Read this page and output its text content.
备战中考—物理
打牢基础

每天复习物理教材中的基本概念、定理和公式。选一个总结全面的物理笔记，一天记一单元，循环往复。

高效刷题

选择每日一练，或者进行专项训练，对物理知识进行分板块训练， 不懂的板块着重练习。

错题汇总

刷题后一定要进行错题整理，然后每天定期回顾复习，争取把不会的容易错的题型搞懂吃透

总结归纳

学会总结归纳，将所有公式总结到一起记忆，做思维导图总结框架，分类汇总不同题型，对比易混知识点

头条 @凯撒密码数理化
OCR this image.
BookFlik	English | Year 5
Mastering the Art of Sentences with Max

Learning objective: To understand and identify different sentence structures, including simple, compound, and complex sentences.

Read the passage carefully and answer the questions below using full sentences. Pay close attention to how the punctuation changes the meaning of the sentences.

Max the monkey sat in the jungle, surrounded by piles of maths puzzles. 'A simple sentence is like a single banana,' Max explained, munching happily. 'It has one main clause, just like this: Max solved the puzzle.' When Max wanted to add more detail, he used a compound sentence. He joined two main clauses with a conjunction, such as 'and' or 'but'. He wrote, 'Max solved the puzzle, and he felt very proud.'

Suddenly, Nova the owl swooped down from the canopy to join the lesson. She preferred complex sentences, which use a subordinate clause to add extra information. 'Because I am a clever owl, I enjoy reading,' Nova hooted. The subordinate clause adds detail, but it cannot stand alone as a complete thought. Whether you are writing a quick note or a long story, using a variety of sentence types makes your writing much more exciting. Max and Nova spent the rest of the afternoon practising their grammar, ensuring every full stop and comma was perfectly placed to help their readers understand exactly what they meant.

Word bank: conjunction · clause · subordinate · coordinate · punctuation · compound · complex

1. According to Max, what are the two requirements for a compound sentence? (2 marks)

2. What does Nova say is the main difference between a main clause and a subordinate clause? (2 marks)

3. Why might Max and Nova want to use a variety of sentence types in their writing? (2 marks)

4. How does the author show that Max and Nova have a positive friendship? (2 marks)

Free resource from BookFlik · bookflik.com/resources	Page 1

####################

EXERCISE GOAL: Using the listing above, reproduce each line without omission.

SOLUTION BELOW:
Read this page and output its text content.
备战中考—物理
打牢基础

每天复习物理教材中的基本概念、定理和公式。选一个总结全面的物理笔记，一天记一单元，循环往复。

高效刷题

选择每日一练，或者进行专项训练，对物理知识进行分板块训练， 不懂的板块着重练习。

错题汇总

刷题后一定要进行错题整理，然后每天定期回顾复习，争取把不会的容易错的题型搞懂吃透

总结归纳

学会总结归纳，将所有公式总结到一起记忆，做思维导图总结框架，分类汇总不同题型，对比易混知识点

头条 @凯撒密码数理化
OCR this image.
BookFlik	English | Year 5
Mastering the Art of Sentences with Max

Learning objective: To understand and identify different sentence structures, including simple, compound, and complex sentences.

Read the passage carefully and answer the questions below using full sentences. Pay close attention to how the punctuation changes the meaning of the sentences.

Max the monkey sat in the jungle, surrounded by piles of maths puzzles. 'A simple sentence is like a single banana,' Max explained, munching happily. 'It has one main clause, just like this: Max solved the puzzle.' When Max wanted to add more detail, he used a compound sentence. He joined two main clauses with a conjunction, such as 'and' or 'but'. He wrote, 'Max solved the puzzle, and he felt very proud.'

Suddenly, Nova the owl swooped down from the canopy to join the lesson. She preferred complex sentences, which use a subordinate clause to add extra information. 'Because I am a clever owl, I enjoy reading,' Nova hooted. The subordinate clause adds detail, but it cannot stand alone as a complete thought. Whether you are writing a quick note or a long story, using a variety of sentence types makes your writing much more exciting. Max and Nova spent the rest of the afternoon practising their grammar, ensuring every full stop and comma was perfectly placed to help their readers understand exactly what they meant.

Word bank: conjunction · clause · subordinate · coordinate · punctuation · compound · complex

1. According to Max, what are the two requirements for a compound sentence? (2 marks)

2. What does Nova say is the main difference between a main clause and a subordinate clause? (2 marks)

3. Why might Max and Nova want to use a variety of sentence types in their writing? (2 marks)

4. How does the author show that Max and Nova have a positive friendship? (2 marks)

Free resource from BookFlik · bookflik.com/resources	Page 1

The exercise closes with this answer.